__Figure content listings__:
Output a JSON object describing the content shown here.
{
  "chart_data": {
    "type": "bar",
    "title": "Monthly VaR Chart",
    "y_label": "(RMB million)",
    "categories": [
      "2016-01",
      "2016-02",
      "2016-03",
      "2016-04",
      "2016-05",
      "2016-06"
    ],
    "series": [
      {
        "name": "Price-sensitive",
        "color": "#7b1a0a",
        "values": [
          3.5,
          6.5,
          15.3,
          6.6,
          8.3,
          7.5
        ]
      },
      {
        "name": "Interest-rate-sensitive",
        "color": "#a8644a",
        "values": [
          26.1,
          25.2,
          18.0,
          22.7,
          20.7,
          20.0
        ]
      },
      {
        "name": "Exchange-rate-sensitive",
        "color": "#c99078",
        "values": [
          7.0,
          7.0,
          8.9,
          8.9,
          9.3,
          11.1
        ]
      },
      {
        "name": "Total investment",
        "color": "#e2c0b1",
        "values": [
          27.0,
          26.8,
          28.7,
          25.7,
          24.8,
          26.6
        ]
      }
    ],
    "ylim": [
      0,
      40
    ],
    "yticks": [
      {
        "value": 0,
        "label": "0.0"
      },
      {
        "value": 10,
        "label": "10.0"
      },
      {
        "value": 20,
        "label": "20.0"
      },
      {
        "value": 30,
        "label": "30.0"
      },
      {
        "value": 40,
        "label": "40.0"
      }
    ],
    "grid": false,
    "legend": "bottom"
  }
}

__GOAL__:
Copy out every line that includes the word "sensitive".

__RESULT__:
        "name": "Price-sensitive",
        "name": "Interest-rate-sensitive",
        "name": "Exchange-rate-sensitive",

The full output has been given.